**To be done:** Lift out each line of the data that holds "title".

[Records from a collection of figures]
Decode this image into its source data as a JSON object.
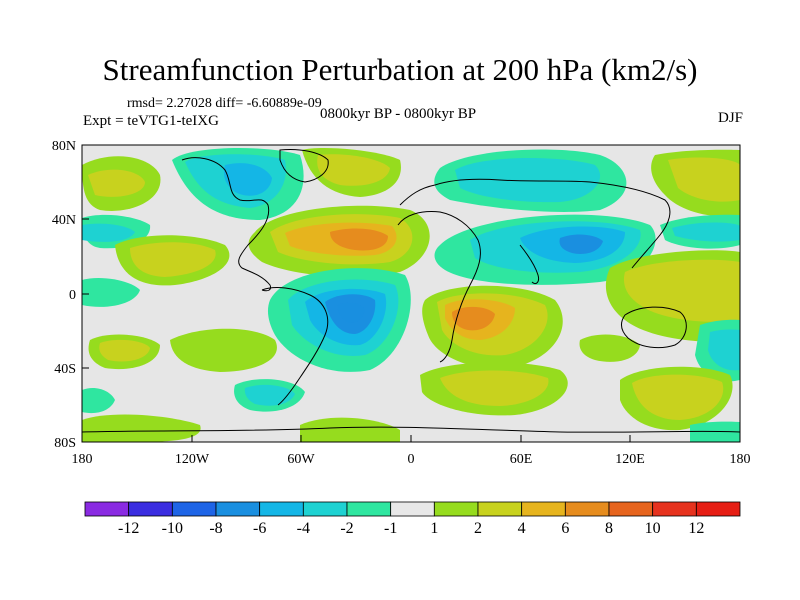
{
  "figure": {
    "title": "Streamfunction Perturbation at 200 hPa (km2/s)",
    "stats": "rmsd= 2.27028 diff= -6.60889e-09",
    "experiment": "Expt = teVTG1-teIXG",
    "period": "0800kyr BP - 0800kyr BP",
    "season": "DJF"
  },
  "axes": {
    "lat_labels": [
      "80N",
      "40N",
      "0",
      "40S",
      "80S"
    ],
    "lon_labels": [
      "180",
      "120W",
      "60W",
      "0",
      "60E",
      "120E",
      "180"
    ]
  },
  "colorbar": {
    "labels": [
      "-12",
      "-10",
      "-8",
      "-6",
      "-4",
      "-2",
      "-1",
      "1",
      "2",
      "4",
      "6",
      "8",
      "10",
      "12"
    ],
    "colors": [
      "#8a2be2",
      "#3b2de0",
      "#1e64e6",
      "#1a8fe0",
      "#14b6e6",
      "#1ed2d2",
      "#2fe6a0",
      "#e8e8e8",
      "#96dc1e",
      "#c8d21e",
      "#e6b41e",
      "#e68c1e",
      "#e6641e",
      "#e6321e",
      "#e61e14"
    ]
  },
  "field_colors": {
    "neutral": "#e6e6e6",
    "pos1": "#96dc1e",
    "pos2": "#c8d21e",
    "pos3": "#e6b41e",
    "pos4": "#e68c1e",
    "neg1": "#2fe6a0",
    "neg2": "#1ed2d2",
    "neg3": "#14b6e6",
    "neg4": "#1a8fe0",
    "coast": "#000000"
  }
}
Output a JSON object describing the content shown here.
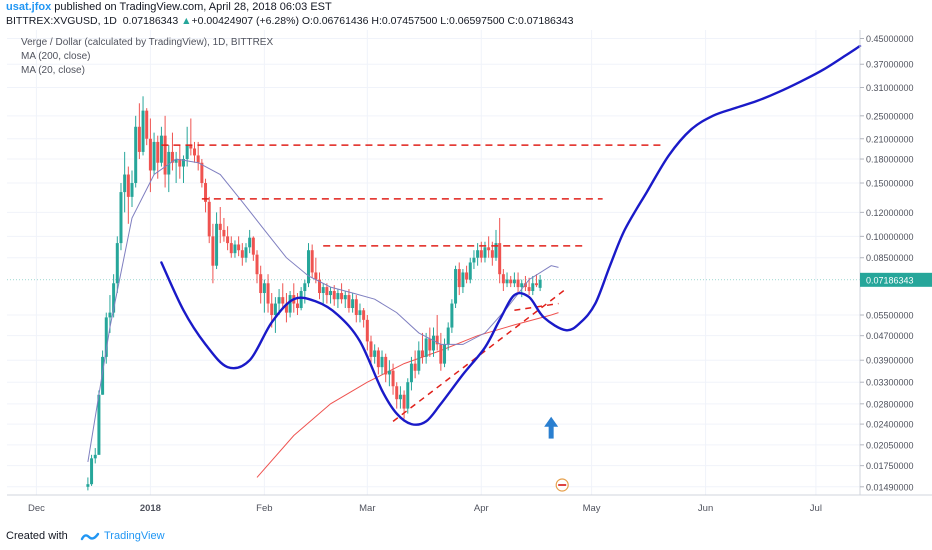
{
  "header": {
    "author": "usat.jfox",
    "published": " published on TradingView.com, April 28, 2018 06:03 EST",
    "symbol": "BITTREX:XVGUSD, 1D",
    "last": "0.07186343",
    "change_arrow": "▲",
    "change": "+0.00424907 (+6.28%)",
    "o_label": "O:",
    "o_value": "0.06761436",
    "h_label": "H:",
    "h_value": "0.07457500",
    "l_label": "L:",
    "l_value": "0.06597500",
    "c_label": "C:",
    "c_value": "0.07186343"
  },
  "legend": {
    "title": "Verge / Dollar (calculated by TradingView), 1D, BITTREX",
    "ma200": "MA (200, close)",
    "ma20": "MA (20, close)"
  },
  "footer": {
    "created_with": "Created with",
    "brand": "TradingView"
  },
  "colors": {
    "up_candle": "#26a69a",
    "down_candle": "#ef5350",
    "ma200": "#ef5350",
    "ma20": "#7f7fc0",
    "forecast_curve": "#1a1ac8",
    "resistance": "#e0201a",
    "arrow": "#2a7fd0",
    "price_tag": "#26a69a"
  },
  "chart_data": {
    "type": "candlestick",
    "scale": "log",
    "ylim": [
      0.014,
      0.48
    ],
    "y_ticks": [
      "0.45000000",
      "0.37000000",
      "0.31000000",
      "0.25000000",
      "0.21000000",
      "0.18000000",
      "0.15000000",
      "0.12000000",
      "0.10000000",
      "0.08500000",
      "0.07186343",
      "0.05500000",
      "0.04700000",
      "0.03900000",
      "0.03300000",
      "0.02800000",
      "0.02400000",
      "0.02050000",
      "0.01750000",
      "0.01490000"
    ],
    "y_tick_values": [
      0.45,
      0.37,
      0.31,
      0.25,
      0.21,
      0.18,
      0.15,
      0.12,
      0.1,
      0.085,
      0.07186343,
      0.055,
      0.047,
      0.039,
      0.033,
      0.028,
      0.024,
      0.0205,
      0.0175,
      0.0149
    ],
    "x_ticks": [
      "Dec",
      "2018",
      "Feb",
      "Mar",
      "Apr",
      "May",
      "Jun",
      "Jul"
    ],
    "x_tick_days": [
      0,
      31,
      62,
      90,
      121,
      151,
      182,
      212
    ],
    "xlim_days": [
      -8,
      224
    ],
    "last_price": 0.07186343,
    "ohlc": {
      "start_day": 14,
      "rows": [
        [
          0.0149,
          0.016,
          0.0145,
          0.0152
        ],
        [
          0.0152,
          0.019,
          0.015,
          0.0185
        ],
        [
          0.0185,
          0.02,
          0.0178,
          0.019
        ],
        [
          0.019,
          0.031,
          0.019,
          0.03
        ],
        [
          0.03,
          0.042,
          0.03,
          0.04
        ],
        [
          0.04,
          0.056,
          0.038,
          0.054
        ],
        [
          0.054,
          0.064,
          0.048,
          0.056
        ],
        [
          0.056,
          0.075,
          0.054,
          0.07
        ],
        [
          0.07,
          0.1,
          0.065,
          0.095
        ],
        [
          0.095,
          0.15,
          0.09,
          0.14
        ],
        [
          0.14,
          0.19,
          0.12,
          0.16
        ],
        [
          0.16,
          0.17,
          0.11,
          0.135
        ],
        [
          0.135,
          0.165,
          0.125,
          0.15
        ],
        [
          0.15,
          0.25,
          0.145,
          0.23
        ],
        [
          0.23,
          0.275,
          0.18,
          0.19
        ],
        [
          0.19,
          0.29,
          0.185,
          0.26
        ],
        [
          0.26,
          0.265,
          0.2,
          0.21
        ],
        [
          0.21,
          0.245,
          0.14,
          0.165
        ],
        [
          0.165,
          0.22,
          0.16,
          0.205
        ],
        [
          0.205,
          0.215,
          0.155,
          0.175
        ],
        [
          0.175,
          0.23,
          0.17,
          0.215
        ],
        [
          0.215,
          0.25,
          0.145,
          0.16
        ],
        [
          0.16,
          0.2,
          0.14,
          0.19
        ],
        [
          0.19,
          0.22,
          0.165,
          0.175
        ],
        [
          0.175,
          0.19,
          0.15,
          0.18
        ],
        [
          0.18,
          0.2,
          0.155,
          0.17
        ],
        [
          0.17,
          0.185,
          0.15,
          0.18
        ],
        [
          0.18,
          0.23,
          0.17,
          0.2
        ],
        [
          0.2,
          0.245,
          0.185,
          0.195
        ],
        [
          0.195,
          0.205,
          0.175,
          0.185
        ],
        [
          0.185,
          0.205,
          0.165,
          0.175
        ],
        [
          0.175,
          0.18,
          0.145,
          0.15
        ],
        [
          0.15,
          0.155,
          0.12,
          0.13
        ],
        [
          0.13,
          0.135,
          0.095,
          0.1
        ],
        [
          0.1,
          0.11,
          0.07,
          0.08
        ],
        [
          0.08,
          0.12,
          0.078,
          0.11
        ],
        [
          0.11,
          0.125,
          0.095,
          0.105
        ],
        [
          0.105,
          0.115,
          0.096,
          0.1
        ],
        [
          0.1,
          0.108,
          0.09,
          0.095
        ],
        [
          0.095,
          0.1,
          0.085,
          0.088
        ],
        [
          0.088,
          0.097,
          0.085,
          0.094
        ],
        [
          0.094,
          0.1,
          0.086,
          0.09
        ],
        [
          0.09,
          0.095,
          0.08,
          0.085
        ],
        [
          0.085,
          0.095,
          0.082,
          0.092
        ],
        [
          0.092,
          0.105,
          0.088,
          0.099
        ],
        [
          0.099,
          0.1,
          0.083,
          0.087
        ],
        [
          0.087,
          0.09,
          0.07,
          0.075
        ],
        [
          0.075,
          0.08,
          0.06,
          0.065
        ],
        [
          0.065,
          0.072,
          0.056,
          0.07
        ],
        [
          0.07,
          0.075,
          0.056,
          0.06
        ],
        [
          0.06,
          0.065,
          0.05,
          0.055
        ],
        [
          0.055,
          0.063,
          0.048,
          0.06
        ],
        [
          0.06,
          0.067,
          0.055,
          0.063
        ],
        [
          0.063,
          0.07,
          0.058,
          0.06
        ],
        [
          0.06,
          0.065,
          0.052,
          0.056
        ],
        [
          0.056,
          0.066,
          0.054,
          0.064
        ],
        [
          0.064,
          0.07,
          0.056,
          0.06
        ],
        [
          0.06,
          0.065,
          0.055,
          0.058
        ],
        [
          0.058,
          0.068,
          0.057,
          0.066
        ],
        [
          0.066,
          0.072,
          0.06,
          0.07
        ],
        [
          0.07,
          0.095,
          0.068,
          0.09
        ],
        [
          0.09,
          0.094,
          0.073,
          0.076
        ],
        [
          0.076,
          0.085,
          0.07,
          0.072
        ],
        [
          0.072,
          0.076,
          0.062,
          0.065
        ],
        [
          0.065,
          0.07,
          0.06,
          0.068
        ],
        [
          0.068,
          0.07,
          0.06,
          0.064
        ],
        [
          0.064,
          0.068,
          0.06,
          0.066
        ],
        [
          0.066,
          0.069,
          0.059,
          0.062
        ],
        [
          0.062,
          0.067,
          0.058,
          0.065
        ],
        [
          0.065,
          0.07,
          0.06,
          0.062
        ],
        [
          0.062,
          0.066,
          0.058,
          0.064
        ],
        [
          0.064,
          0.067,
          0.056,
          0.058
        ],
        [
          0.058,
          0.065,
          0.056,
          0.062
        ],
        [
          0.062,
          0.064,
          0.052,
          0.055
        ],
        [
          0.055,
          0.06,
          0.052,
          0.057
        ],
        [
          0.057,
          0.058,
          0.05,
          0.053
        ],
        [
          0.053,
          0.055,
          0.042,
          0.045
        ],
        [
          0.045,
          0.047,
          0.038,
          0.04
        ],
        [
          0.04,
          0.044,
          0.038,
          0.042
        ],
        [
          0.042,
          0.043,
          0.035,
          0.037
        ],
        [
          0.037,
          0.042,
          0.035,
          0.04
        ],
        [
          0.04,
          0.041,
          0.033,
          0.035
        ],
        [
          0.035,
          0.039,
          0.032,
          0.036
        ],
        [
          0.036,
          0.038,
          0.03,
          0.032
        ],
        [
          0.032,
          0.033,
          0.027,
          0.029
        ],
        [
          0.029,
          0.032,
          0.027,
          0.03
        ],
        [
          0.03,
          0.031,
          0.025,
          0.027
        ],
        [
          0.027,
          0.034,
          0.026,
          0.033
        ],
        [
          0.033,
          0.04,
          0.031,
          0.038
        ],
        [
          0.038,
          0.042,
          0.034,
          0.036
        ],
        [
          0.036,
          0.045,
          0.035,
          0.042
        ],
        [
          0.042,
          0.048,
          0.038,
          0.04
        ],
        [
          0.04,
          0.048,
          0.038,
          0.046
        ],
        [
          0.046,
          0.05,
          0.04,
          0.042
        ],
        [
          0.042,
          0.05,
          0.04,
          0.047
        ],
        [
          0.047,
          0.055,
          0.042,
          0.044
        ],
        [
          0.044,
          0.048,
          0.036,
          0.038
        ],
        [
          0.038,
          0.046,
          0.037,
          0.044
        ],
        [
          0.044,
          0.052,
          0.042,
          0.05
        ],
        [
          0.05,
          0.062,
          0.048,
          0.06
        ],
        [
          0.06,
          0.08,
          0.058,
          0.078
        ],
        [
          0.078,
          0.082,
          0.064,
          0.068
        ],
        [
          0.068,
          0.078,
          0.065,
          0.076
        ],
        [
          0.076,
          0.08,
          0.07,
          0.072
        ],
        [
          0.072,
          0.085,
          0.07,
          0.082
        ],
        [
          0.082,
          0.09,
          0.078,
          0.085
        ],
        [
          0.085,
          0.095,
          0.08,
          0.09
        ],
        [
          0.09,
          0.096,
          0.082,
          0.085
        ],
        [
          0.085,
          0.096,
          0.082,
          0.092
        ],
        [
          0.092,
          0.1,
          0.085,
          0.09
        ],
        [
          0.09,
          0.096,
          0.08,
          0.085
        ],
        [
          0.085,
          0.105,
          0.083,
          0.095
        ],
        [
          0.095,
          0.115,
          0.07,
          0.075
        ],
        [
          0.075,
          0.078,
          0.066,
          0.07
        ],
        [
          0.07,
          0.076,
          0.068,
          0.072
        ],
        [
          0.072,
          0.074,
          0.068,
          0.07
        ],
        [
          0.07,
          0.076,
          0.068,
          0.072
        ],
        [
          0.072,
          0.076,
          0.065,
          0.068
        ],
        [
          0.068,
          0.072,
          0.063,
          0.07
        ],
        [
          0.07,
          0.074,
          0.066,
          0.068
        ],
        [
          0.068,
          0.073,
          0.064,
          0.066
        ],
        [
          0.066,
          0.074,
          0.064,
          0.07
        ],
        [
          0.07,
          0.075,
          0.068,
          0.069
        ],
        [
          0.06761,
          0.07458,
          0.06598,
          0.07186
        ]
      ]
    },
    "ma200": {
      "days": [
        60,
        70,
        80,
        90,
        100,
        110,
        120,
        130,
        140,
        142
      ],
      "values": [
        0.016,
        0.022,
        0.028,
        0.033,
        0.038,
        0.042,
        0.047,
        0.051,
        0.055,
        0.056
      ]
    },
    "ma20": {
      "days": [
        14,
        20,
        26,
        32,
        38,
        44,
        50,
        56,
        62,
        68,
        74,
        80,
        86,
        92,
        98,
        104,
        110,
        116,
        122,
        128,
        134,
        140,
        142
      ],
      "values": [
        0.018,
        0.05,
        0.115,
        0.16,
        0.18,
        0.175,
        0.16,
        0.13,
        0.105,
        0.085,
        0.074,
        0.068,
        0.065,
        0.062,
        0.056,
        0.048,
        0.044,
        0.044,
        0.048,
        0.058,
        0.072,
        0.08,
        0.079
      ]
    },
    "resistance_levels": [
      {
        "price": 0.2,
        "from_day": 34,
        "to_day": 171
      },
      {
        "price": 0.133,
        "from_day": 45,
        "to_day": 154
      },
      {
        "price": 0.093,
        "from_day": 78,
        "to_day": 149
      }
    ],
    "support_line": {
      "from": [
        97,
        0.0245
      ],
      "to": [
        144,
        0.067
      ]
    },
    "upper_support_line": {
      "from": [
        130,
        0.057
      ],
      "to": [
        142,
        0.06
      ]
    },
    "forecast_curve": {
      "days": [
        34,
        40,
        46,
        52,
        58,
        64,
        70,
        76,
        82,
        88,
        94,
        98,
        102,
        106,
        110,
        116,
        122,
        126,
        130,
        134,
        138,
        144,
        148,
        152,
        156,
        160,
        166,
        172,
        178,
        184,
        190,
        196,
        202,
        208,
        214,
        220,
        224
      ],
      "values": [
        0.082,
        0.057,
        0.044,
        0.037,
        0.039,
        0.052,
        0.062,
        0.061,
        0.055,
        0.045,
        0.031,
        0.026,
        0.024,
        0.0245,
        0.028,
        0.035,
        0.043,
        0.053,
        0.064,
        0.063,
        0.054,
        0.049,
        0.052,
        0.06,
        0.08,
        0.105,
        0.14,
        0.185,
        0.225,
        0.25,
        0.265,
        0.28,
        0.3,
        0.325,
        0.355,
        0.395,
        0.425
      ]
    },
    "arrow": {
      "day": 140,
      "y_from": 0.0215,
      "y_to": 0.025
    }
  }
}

**Written reply:**
    "title": "Streamfunction Perturbation at 200 hPa (km2/s)",
    "title": "Verge / Dollar (calculated by TradingView), 1D, BITTREX",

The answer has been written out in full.